→ **Data entries for graphics**:
++++++++
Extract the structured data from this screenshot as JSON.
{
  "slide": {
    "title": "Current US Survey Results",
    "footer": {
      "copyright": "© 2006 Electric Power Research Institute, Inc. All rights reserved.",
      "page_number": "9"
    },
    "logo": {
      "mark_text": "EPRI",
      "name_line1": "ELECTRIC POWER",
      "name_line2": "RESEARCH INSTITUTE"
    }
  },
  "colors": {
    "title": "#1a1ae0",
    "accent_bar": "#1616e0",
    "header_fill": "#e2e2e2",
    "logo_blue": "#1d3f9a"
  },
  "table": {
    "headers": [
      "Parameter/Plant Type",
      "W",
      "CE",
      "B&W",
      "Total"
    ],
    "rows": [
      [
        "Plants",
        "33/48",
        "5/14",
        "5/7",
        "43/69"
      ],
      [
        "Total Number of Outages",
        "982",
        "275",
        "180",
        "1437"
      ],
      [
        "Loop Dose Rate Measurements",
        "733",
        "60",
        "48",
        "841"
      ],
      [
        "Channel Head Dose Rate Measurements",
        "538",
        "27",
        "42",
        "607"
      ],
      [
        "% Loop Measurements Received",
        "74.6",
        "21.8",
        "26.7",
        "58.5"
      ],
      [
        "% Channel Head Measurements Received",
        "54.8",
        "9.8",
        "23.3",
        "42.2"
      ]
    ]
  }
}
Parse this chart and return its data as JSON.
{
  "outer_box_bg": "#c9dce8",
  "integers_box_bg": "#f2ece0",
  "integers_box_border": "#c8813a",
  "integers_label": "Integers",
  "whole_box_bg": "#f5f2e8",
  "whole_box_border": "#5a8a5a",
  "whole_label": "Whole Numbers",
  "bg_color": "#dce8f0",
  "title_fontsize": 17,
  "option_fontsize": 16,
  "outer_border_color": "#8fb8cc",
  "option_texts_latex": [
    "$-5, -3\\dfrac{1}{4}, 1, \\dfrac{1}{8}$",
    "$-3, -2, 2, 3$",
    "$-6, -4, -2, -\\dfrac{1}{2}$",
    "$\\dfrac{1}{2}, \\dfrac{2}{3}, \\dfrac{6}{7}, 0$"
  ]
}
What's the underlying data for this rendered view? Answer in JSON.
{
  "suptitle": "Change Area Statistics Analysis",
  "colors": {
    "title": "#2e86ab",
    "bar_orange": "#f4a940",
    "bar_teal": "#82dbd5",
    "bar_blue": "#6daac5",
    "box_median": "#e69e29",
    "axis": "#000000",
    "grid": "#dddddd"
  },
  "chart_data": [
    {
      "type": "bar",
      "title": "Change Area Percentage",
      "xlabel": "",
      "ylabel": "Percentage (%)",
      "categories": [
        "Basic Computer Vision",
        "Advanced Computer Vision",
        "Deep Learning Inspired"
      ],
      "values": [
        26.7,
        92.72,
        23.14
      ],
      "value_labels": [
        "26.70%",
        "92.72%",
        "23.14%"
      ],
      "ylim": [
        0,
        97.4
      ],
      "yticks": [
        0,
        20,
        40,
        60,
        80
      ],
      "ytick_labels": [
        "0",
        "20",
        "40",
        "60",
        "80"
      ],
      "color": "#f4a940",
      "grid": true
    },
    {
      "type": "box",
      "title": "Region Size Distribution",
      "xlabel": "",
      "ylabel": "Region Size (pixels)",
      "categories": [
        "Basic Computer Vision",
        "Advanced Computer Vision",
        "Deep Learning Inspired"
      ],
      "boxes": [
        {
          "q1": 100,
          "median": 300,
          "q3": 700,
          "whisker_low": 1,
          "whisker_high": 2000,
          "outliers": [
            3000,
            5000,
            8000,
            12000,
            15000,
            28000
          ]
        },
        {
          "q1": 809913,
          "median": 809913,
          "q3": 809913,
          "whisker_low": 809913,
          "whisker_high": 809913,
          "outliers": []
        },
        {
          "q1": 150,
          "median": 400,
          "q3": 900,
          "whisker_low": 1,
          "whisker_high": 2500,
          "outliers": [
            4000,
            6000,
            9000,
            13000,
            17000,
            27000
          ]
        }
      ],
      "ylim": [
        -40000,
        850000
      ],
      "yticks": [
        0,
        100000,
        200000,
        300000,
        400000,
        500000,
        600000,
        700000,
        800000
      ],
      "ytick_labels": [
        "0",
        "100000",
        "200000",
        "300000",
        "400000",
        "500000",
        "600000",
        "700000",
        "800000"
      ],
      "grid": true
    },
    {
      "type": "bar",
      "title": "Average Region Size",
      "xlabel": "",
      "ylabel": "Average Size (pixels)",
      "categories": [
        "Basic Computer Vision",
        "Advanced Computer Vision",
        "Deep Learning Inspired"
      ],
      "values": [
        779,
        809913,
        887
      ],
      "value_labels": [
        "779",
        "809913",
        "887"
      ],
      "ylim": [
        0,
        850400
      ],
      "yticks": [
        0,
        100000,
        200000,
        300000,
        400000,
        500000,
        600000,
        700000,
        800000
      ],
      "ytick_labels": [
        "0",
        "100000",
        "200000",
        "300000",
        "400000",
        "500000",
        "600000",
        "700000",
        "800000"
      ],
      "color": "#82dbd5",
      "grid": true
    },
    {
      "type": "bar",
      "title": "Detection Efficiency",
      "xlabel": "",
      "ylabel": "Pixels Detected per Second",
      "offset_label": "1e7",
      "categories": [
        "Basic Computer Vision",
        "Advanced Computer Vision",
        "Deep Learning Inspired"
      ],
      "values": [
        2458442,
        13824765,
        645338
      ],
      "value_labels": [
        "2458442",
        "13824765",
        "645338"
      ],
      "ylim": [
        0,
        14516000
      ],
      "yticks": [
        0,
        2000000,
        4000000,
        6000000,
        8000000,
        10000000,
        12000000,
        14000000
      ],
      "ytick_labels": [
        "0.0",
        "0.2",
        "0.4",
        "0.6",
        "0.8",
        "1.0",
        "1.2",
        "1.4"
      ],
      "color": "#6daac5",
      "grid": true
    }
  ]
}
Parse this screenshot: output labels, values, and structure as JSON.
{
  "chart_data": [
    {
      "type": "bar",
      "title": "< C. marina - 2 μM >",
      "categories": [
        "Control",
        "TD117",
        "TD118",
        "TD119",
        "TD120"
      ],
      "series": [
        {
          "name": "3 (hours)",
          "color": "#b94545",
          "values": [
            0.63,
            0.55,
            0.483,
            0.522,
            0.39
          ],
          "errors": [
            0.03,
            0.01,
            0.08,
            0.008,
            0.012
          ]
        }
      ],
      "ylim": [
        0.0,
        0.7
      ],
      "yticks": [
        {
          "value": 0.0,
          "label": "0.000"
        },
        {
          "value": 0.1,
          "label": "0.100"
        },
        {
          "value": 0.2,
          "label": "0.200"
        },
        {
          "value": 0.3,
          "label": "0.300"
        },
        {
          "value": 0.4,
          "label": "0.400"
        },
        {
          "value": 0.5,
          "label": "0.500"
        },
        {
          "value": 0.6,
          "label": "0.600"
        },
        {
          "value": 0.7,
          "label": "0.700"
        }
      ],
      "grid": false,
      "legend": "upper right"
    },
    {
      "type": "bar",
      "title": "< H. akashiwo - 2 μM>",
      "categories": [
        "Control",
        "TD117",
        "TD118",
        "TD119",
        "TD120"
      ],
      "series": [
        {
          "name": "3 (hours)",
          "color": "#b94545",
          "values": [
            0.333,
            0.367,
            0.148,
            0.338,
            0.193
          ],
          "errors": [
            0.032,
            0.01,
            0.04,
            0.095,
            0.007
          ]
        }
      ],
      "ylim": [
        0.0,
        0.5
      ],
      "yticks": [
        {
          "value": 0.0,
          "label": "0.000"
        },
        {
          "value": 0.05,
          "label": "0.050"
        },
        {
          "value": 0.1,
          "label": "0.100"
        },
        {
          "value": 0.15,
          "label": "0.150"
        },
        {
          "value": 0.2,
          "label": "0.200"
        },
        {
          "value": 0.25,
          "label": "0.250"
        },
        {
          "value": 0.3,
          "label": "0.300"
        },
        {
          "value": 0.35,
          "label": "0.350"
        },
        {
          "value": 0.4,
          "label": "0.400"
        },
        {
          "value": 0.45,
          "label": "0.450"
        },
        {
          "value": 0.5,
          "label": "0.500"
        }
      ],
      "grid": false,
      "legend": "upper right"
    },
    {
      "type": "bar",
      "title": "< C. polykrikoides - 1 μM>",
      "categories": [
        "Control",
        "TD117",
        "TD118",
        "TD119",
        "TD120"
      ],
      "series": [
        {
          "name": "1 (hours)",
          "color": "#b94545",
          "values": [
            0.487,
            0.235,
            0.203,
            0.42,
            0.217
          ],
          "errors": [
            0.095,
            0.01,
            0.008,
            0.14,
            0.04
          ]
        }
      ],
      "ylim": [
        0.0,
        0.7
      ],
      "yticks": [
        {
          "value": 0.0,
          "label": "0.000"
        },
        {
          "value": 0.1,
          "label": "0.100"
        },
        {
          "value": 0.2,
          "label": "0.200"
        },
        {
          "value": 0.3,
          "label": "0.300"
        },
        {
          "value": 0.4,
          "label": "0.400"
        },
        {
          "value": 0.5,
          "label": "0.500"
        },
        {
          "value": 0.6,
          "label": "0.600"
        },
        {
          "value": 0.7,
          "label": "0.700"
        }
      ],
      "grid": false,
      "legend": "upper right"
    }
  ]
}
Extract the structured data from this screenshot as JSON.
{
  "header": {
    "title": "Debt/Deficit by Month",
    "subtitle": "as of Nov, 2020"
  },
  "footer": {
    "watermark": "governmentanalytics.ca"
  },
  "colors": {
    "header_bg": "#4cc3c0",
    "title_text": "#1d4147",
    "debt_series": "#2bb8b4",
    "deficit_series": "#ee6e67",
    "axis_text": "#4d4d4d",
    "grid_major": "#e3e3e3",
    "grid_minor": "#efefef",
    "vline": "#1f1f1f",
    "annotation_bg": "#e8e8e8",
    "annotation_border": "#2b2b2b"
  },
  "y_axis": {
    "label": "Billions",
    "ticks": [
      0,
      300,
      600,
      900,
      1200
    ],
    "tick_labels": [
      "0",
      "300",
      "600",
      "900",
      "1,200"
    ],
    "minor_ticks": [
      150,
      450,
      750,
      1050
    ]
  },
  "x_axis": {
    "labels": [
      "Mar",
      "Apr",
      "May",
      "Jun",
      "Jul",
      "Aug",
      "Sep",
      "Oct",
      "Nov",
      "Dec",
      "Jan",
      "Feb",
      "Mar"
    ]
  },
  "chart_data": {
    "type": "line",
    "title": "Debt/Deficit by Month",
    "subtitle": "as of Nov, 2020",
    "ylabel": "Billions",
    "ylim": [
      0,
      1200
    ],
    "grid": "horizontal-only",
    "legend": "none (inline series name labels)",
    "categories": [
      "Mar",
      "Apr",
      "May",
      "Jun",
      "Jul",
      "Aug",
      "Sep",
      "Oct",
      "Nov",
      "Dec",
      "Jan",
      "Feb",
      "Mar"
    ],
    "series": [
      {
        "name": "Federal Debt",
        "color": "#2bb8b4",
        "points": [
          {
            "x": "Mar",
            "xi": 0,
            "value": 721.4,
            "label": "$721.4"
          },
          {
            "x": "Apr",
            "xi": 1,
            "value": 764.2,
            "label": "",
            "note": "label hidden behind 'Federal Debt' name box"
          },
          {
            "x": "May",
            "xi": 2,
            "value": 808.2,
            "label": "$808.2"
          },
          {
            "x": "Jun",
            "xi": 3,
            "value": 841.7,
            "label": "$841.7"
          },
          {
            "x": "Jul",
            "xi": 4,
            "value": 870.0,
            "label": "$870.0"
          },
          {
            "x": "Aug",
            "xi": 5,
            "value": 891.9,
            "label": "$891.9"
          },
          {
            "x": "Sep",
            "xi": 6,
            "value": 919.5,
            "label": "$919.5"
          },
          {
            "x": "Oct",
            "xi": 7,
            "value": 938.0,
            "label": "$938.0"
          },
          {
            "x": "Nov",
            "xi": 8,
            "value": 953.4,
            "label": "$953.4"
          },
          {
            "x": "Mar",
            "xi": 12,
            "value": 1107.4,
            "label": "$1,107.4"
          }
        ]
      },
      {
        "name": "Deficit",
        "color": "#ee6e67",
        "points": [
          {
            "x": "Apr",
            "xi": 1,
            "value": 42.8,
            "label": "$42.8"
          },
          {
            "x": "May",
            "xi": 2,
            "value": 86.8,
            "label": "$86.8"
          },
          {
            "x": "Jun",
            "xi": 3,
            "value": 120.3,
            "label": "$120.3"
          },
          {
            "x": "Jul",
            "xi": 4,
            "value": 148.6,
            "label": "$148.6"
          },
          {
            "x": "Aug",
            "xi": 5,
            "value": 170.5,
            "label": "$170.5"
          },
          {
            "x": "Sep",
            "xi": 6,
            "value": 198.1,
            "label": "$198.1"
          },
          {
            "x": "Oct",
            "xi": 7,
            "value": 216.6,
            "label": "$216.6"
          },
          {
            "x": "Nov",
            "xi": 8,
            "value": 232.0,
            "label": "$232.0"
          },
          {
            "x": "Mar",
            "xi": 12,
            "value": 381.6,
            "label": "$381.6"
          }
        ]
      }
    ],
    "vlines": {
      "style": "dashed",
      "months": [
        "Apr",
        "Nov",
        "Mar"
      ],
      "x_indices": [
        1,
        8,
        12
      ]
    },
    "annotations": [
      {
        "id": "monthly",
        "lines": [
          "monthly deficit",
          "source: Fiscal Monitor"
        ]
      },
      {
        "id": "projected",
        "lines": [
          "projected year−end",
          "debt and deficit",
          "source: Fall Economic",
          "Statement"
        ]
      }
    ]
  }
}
++++++++
Pick out each line in the material containing "Measurements".

        "Loop Dose Rate Measurements",
        "Channel Head Dose Rate Measurements",
        "% Loop Measurements Received",
        "% Channel Head Measurements Received",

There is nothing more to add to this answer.